## WHAT THE TASK REQUIRES
Set down each record below precisely, skipping the pictures.

## RECORDS PROVIDED

######

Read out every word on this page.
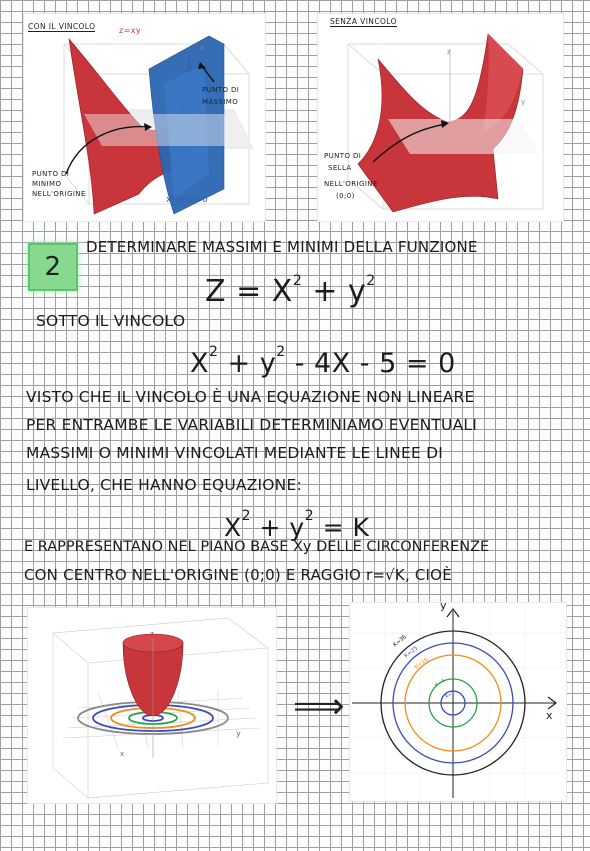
z
CON IL VINCOLO	z=xy
PUNTO DI
MASSIMO
PUNTO DI
MINIMO
NELL'ORIGINE
x²-y-x=0
z
y
SENZA VINCOLO
PUNTO DI
SELLA
NELL'ORIGINE
(0;0)
2
DETERMINARE MASSIMI E MINIMI DELLA FUNZIONE
$Z = X^2 + y^2$
SOTTO IL VINCOLO
$X^2 + y^2 - 4X - 5 = 0$
VISTO CHE IL VINCOLO È UNA EQUAZIONE NON LINEARE
PER ENTRAMBE LE VARIABILI DETERMINIAMO EVENTUALI
MASSIMI O MINIMI VINCOLATI MEDIANTE LE LINEE DI
LIVELLO, CHE HANNO EQUAZIONE:
$X^2 + y^2 = K$
E RAPPRESENTANO NEL PIANO BASE Xy DELLE CIRCONFERENZE
CON CENTRO NELL'ORIGINE (0;0) E RAGGIO r=√K, CIOÈ
z
y
x
⟹
K=36
K=25
K=16
K=4
K=1
y
x
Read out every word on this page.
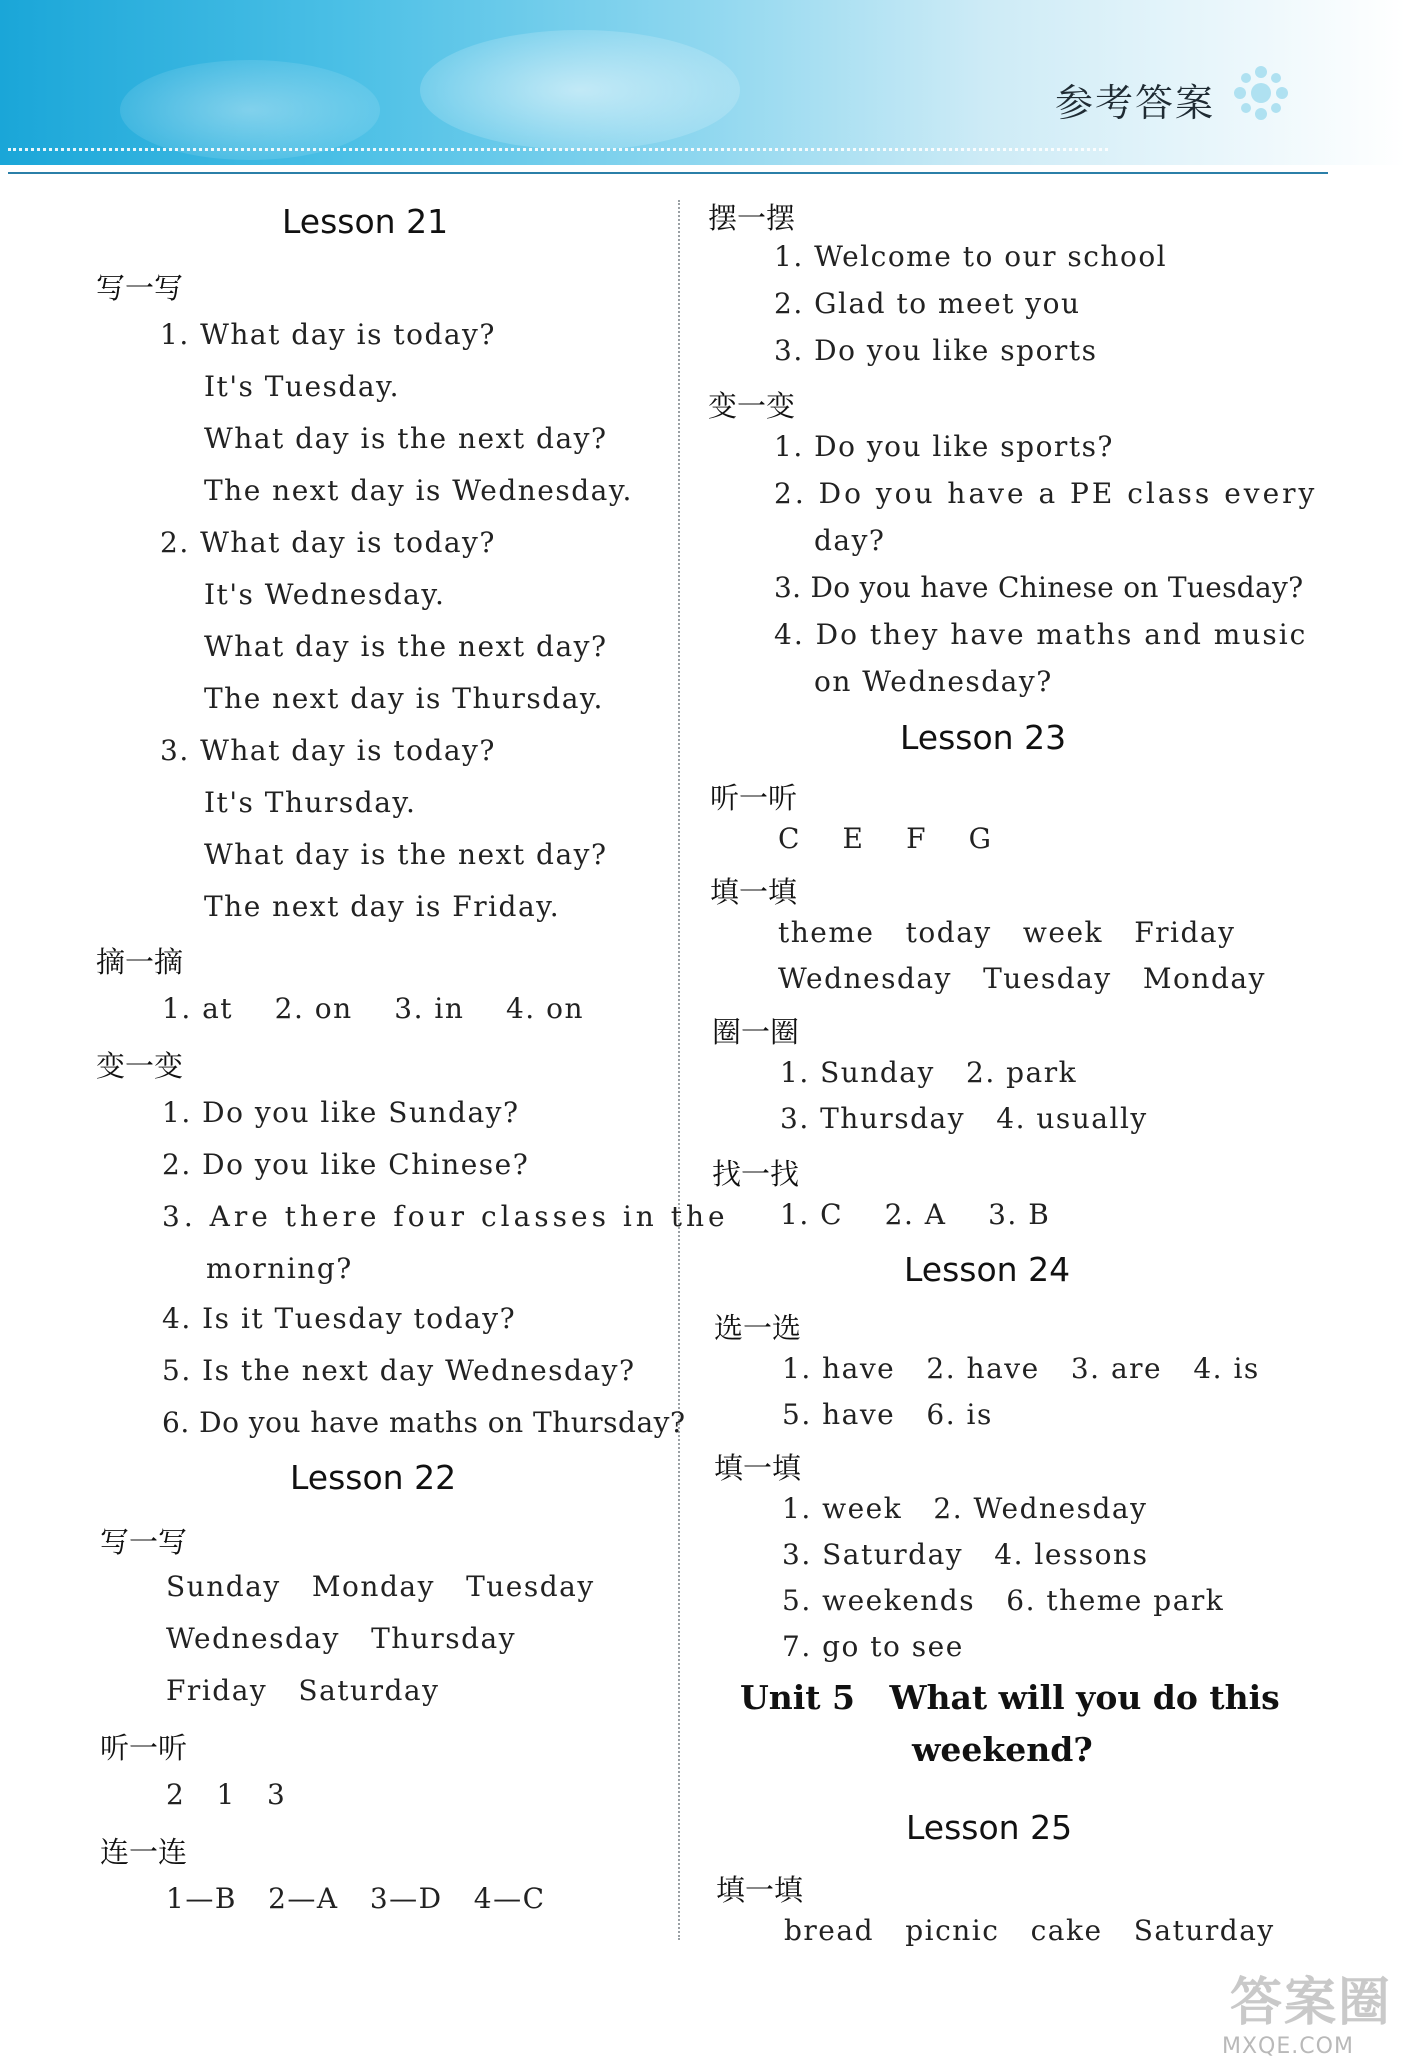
参考答案
Lesson 21
写一写
1. What day is today?
It's Tuesday.
What day is the next day?
The next day is Wednesday.
2. What day is today?
It's Wednesday.
What day is the next day?
The next day is Thursday.
3. What day is today?
It's Thursday.
What day is the next day?
The next day is Friday.
摘一摘
1. at    2. on    3. in    4. on
变一变
1. Do you like Sunday?
2. Do you like Chinese?
3. Are there four classes in the
morning?
4. Is it Tuesday today?
5. Is the next day Wednesday?
6. Do you have maths on Thursday?
Lesson 22
写一写
Sunday   Monday   Tuesday
Wednesday   Thursday
Friday   Saturday
听一听
2   1   3
连一连
1—B   2—A   3—D   4—C
摆一摆
1. Welcome to our school
2. Glad to meet you
3. Do you like sports
变一变
1. Do you like sports?
2. Do you have a PE class every
day?
3. Do you have Chinese on Tuesday?
4. Do they have maths and music
on Wednesday?
Lesson 23
听一听
C    E    F    G
填一填
theme   today   week   Friday
Wednesday   Tuesday   Monday
圈一圈
1. Sunday   2. park
3. Thursday   4. usually
找一找
1. C    2. A    3. B
Lesson 24
选一选
1. have   2. have   3. are   4. is
5. have   6. is
填一填
1. week   2. Wednesday
3. Saturday   4. lessons
5. weekends   6. theme park
7. go to see
Unit 5   What will you do this
weekend?
Lesson 25
填一填
bread   picnic   cake   Saturday
答案圈
MXQE.COM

######

## ANSWER FOR THE TASK
Read out every word on this page.
z
CON IL VINCOLO	z=xy
PUNTO DI
MASSIMO
PUNTO DI
MINIMO
NELL'ORIGINE
x²-y-x=0
z
y
SENZA VINCOLO
PUNTO DI
SELLA
NELL'ORIGINE
(0;0)
2
DETERMINARE MASSIMI E MINIMI DELLA FUNZIONE
$Z = X^2 + y^2$
SOTTO IL VINCOLO
$X^2 + y^2 - 4X - 5 = 0$
VISTO CHE IL VINCOLO È UNA EQUAZIONE NON LINEARE
PER ENTRAMBE LE VARIABILI DETERMINIAMO EVENTUALI
MASSIMI O MINIMI VINCOLATI MEDIANTE LE LINEE DI
LIVELLO, CHE HANNO EQUAZIONE:
$X^2 + y^2 = K$
E RAPPRESENTANO NEL PIANO BASE Xy DELLE CIRCONFERENZE
CON CENTRO NELL'ORIGINE (0;0) E RAGGIO r=√K, CIOÈ
z
y
x
⟹
K=36
K=25
K=16
K=4
K=1
y
x
Read out every word on this page.
参考答案
Lesson 21
写一写
1. What day is today?
It's Tuesday.
What day is the next day?
The next day is Wednesday.
2. What day is today?
It's Wednesday.
What day is the next day?
The next day is Thursday.
3. What day is today?
It's Thursday.
What day is the next day?
The next day is Friday.
摘一摘
1. at    2. on    3. in    4. on
变一变
1. Do you like Sunday?
2. Do you like Chinese?
3. Are there four classes in the
morning?
4. Is it Tuesday today?
5. Is the next day Wednesday?
6. Do you have maths on Thursday?
Lesson 22
写一写
Sunday   Monday   Tuesday
Wednesday   Thursday
Friday   Saturday
听一听
2   1   3
连一连
1—B   2—A   3—D   4—C
摆一摆
1. Welcome to our school
2. Glad to meet you
3. Do you like sports
变一变
1. Do you like sports?
2. Do you have a PE class every
day?
3. Do you have Chinese on Tuesday?
4. Do they have maths and music
on Wednesday?
Lesson 23
听一听
C    E    F    G
填一填
theme   today   week   Friday
Wednesday   Tuesday   Monday
圈一圈
1. Sunday   2. park
3. Thursday   4. usually
找一找
1. C    2. A    3. B
Lesson 24
选一选
1. have   2. have   3. are   4. is
5. have   6. is
填一填
1. week   2. Wednesday
3. Saturday   4. lessons
5. weekends   6. theme park
7. go to see
Unit 5   What will you do this
weekend?
Lesson 25
填一填
bread   picnic   cake   Saturday
答案圈
MXQE.COM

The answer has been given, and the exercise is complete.